**PROBLEM STATEMENT:** Can all of these lines be returned exactly?
• • •
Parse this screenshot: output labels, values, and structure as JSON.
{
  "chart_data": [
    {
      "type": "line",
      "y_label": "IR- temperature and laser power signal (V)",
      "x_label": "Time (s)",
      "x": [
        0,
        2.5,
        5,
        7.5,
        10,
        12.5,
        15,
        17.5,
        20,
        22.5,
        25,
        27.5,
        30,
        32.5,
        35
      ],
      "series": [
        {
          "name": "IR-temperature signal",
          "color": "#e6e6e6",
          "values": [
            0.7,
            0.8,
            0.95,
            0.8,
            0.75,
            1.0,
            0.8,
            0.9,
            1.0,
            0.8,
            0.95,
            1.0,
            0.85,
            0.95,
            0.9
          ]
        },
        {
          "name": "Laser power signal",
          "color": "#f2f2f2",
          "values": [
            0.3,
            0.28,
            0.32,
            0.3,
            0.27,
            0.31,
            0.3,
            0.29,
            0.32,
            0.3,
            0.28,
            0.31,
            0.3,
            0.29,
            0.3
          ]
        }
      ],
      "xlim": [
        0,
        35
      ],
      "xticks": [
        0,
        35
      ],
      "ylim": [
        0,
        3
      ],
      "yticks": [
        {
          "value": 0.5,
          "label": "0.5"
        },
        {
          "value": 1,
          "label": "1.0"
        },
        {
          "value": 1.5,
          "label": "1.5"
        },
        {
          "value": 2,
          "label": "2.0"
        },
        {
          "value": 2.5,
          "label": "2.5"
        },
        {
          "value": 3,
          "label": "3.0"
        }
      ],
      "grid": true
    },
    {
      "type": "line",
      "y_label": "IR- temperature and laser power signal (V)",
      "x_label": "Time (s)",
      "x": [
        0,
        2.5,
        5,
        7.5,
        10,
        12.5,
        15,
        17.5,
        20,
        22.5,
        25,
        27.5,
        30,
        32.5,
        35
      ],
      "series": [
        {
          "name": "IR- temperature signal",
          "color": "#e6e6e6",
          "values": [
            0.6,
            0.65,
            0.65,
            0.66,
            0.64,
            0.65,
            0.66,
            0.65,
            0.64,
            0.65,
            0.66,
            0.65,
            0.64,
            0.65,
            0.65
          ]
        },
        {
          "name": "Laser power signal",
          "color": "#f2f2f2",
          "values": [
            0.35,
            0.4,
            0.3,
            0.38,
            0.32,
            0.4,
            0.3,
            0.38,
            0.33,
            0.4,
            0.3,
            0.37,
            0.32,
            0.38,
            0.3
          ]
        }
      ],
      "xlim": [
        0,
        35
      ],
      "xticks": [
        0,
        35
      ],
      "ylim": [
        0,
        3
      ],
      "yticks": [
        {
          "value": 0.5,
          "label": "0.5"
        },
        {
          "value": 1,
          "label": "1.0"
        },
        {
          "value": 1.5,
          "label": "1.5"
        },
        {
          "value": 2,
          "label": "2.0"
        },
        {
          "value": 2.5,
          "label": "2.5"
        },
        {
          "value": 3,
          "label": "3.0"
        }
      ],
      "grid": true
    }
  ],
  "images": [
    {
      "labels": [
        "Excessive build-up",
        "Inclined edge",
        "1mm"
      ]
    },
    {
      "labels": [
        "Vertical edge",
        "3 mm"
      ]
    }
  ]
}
• • •
**EXPECTED OUTPUT:**
Parse this screenshot: output labels, values, and structure as JSON.
{
  "chart_data": [
    {
      "type": "line",
      "y_label": "IR- temperature and laser power signal (V)",
      "x_label": "Time (s)",
      "x": [
        0,
        2.5,
        5,
        7.5,
        10,
        12.5,
        15,
        17.5,
        20,
        22.5,
        25,
        27.5,
        30,
        32.5,
        35
      ],
      "series": [
        {
          "name": "IR-temperature signal",
          "color": "#e6e6e6",
          "values": [
            0.7,
            0.8,
            0.95,
            0.8,
            0.75,
            1.0,
            0.8,
            0.9,
            1.0,
            0.8,
            0.95,
            1.0,
            0.85,
            0.95,
            0.9
          ]
        },
        {
          "name": "Laser power signal",
          "color": "#f2f2f2",
          "values": [
            0.3,
            0.28,
            0.32,
            0.3,
            0.27,
            0.31,
            0.3,
            0.29,
            0.32,
            0.3,
            0.28,
            0.31,
            0.3,
            0.29,
            0.3
          ]
        }
      ],
      "xlim": [
        0,
        35
      ],
      "xticks": [
        0,
        35
      ],
      "ylim": [
        0,
        3
      ],
      "yticks": [
        {
          "value": 0.5,
          "label": "0.5"
        },
        {
          "value": 1,
          "label": "1.0"
        },
        {
          "value": 1.5,
          "label": "1.5"
        },
        {
          "value": 2,
          "label": "2.0"
        },
        {
          "value": 2.5,
          "label": "2.5"
        },
        {
          "value": 3,
          "label": "3.0"
        }
      ],
      "grid": true
    },
    {
      "type": "line",
      "y_label": "IR- temperature and laser power signal (V)",
      "x_label": "Time (s)",
      "x": [
        0,
        2.5,
        5,
        7.5,
        10,
        12.5,
        15,
        17.5,
        20,
        22.5,
        25,
        27.5,
        30,
        32.5,
        35
      ],
      "series": [
        {
          "name": "IR- temperature signal",
          "color": "#e6e6e6",
          "values": [
            0.6,
            0.65,
            0.65,
            0.66,
            0.64,
            0.65,
            0.66,
            0.65,
            0.64,
            0.65,
            0.66,
            0.65,
            0.64,
            0.65,
            0.65
          ]
        },
        {
          "name": "Laser power signal",
          "color": "#f2f2f2",
          "values": [
            0.35,
            0.4,
            0.3,
            0.38,
            0.32,
            0.4,
            0.3,
            0.38,
            0.33,
            0.4,
            0.3,
            0.37,
            0.32,
            0.38,
            0.3
          ]
        }
      ],
      "xlim": [
        0,
        35
      ],
      "xticks": [
        0,
        35
      ],
      "ylim": [
        0,
        3
      ],
      "yticks": [
        {
          "value": 0.5,
          "label": "0.5"
        },
        {
          "value": 1,
          "label": "1.0"
        },
        {
          "value": 1.5,
          "label": "1.5"
        },
        {
          "value": 2,
          "label": "2.0"
        },
        {
          "value": 2.5,
          "label": "2.5"
        },
        {
          "value": 3,
          "label": "3.0"
        }
      ],
      "grid": true
    }
  ],
  "images": [
    {
      "labels": [
        "Excessive build-up",
        "Inclined edge",
        "1mm"
      ]
    },
    {
      "labels": [
        "Vertical edge",
        "3 mm"
      ]
    }
  ]
}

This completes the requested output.